* START ROWS *
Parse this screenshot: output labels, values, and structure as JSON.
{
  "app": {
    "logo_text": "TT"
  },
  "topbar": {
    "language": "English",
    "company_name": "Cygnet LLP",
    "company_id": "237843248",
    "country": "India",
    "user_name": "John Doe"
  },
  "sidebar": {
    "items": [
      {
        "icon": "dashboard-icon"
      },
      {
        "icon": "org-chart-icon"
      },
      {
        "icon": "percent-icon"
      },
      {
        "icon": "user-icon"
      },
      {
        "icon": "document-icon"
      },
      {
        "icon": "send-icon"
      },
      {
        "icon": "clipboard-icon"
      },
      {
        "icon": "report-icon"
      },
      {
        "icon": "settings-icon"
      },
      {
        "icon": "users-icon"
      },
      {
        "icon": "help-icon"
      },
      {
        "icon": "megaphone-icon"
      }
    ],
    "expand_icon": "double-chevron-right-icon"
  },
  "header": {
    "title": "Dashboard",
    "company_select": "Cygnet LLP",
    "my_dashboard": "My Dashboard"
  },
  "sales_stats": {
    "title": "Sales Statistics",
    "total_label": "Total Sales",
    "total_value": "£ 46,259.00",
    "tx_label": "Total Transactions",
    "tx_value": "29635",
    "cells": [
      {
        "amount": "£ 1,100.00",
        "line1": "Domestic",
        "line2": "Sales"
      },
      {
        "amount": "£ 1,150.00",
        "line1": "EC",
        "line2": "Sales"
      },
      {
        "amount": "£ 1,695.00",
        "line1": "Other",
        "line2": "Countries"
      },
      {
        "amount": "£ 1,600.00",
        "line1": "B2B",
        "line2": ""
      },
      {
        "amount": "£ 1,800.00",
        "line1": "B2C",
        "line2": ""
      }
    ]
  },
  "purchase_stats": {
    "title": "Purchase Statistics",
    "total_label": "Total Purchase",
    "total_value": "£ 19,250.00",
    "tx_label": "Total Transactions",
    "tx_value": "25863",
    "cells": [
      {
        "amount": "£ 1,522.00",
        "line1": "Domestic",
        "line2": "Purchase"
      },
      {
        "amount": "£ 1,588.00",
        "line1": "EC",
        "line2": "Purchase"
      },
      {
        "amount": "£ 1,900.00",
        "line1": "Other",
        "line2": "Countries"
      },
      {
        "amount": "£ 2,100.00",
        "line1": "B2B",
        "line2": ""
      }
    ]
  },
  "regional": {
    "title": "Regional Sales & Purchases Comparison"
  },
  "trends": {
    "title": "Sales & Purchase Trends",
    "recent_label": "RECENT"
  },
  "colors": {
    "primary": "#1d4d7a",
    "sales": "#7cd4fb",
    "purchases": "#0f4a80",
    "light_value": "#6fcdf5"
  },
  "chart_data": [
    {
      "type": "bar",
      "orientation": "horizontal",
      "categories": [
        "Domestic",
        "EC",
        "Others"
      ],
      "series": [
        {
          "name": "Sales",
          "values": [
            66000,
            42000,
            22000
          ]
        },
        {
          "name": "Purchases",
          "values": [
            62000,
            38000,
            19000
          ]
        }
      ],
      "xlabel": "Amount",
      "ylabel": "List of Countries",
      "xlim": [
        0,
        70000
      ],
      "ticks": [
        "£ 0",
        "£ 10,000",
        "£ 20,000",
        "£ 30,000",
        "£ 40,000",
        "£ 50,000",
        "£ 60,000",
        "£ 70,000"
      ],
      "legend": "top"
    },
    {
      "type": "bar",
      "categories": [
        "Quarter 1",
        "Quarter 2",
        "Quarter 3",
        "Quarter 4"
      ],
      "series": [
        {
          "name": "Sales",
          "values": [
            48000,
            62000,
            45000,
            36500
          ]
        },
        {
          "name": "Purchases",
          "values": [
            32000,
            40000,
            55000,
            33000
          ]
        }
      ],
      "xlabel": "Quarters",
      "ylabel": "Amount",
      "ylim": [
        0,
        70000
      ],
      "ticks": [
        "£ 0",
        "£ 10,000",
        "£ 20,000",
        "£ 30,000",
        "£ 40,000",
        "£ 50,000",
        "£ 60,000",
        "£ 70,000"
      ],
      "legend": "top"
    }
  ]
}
* END ROWS *
### TASK DIRECTIONS
Return the entries above exactly, each one complete.

### WORKED SOLUTION
Parse this screenshot: output labels, values, and structure as JSON.
{
  "app": {
    "logo_text": "TT"
  },
  "topbar": {
    "language": "English",
    "company_name": "Cygnet LLP",
    "company_id": "237843248",
    "country": "India",
    "user_name": "John Doe"
  },
  "sidebar": {
    "items": [
      {
        "icon": "dashboard-icon"
      },
      {
        "icon": "org-chart-icon"
      },
      {
        "icon": "percent-icon"
      },
      {
        "icon": "user-icon"
      },
      {
        "icon": "document-icon"
      },
      {
        "icon": "send-icon"
      },
      {
        "icon": "clipboard-icon"
      },
      {
        "icon": "report-icon"
      },
      {
        "icon": "settings-icon"
      },
      {
        "icon": "users-icon"
      },
      {
        "icon": "help-icon"
      },
      {
        "icon": "megaphone-icon"
      }
    ],
    "expand_icon": "double-chevron-right-icon"
  },
  "header": {
    "title": "Dashboard",
    "company_select": "Cygnet LLP",
    "my_dashboard": "My Dashboard"
  },
  "sales_stats": {
    "title": "Sales Statistics",
    "total_label": "Total Sales",
    "total_value": "£ 46,259.00",
    "tx_label": "Total Transactions",
    "tx_value": "29635",
    "cells": [
      {
        "amount": "£ 1,100.00",
        "line1": "Domestic",
        "line2": "Sales"
      },
      {
        "amount": "£ 1,150.00",
        "line1": "EC",
        "line2": "Sales"
      },
      {
        "amount": "£ 1,695.00",
        "line1": "Other",
        "line2": "Countries"
      },
      {
        "amount": "£ 1,600.00",
        "line1": "B2B",
        "line2": ""
      },
      {
        "amount": "£ 1,800.00",
        "line1": "B2C",
        "line2": ""
      }
    ]
  },
  "purchase_stats": {
    "title": "Purchase Statistics",
    "total_label": "Total Purchase",
    "total_value": "£ 19,250.00",
    "tx_label": "Total Transactions",
    "tx_value": "25863",
    "cells": [
      {
        "amount": "£ 1,522.00",
        "line1": "Domestic",
        "line2": "Purchase"
      },
      {
        "amount": "£ 1,588.00",
        "line1": "EC",
        "line2": "Purchase"
      },
      {
        "amount": "£ 1,900.00",
        "line1": "Other",
        "line2": "Countries"
      },
      {
        "amount": "£ 2,100.00",
        "line1": "B2B",
        "line2": ""
      }
    ]
  },
  "regional": {
    "title": "Regional Sales & Purchases Comparison"
  },
  "trends": {
    "title": "Sales & Purchase Trends",
    "recent_label": "RECENT"
  },
  "colors": {
    "primary": "#1d4d7a",
    "sales": "#7cd4fb",
    "purchases": "#0f4a80",
    "light_value": "#6fcdf5"
  },
  "chart_data": [
    {
      "type": "bar",
      "orientation": "horizontal",
      "categories": [
        "Domestic",
        "EC",
        "Others"
      ],
      "series": [
        {
          "name": "Sales",
          "values": [
            66000,
            42000,
            22000
          ]
        },
        {
          "name": "Purchases",
          "values": [
            62000,
            38000,
            19000
          ]
        }
      ],
      "xlabel": "Amount",
      "ylabel": "List of Countries",
      "xlim": [
        0,
        70000
      ],
      "ticks": [
        "£ 0",
        "£ 10,000",
        "£ 20,000",
        "£ 30,000",
        "£ 40,000",
        "£ 50,000",
        "£ 60,000",
        "£ 70,000"
      ],
      "legend": "top"
    },
    {
      "type": "bar",
      "categories": [
        "Quarter 1",
        "Quarter 2",
        "Quarter 3",
        "Quarter 4"
      ],
      "series": [
        {
          "name": "Sales",
          "values": [
            48000,
            62000,
            45000,
            36500
          ]
        },
        {
          "name": "Purchases",
          "values": [
            32000,
            40000,
            55000,
            33000
          ]
        }
      ],
      "xlabel": "Quarters",
      "ylabel": "Amount",
      "ylim": [
        0,
        70000
      ],
      "ticks": [
        "£ 0",
        "£ 10,000",
        "£ 20,000",
        "£ 30,000",
        "£ 40,000",
        "£ 50,000",
        "£ 60,000",
        "£ 70,000"
      ],
      "legend": "top"
    }
  ]
}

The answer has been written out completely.